▶ **WHAT TO DO**: Gather each line containing the string "name" from these entries.

:: DATA LINES

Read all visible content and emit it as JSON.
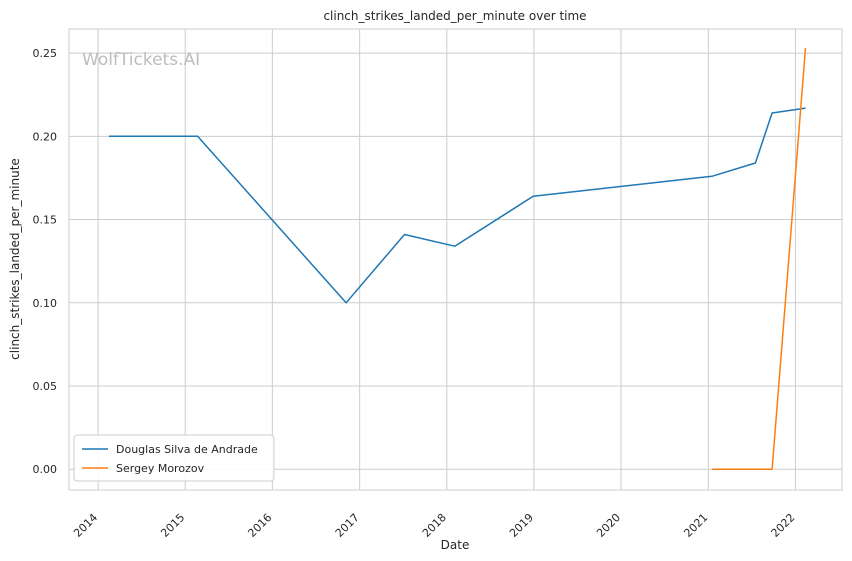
{
  "chart_data": {
    "type": "line",
    "title": "clinch_strikes_landed_per_minute over time",
    "xlabel": "Date",
    "ylabel": "clinch_strikes_landed_per_minute",
    "watermark": "WolfTickets.AI",
    "x_ticks": [
      "2014",
      "2015",
      "2016",
      "2017",
      "2018",
      "2019",
      "2020",
      "2021",
      "2022"
    ],
    "y_ticks": [
      "0.00",
      "0.05",
      "0.10",
      "0.15",
      "0.20",
      "0.25"
    ],
    "xlim": [
      "2013-09-01",
      "2022-07-15"
    ],
    "ylim": [
      -0.0125,
      0.2645
    ],
    "grid": true,
    "legend_position": "lower-left",
    "series": [
      {
        "name": "Douglas Silva de Andrade",
        "color": "#1f77b4",
        "x": [
          "2014-02-15",
          "2015-02-22",
          "2016-11-05",
          "2017-07-08",
          "2018-02-03",
          "2018-12-29",
          "2021-01-16",
          "2021-07-17",
          "2021-09-25",
          "2022-02-12"
        ],
        "y": [
          0.2,
          0.2,
          0.1,
          0.141,
          0.134,
          0.164,
          0.176,
          0.184,
          0.214,
          0.217
        ]
      },
      {
        "name": "Sergey Morozov",
        "color": "#ff7f0e",
        "x": [
          "2021-01-16",
          "2021-09-25",
          "2022-02-12"
        ],
        "y": [
          0.0,
          0.0,
          0.253
        ]
      }
    ]
  }
}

::::

▶ **FINAL RESULT**:
        "name": "Douglas Silva de Andrade",
        "name": "Sergey Morozov",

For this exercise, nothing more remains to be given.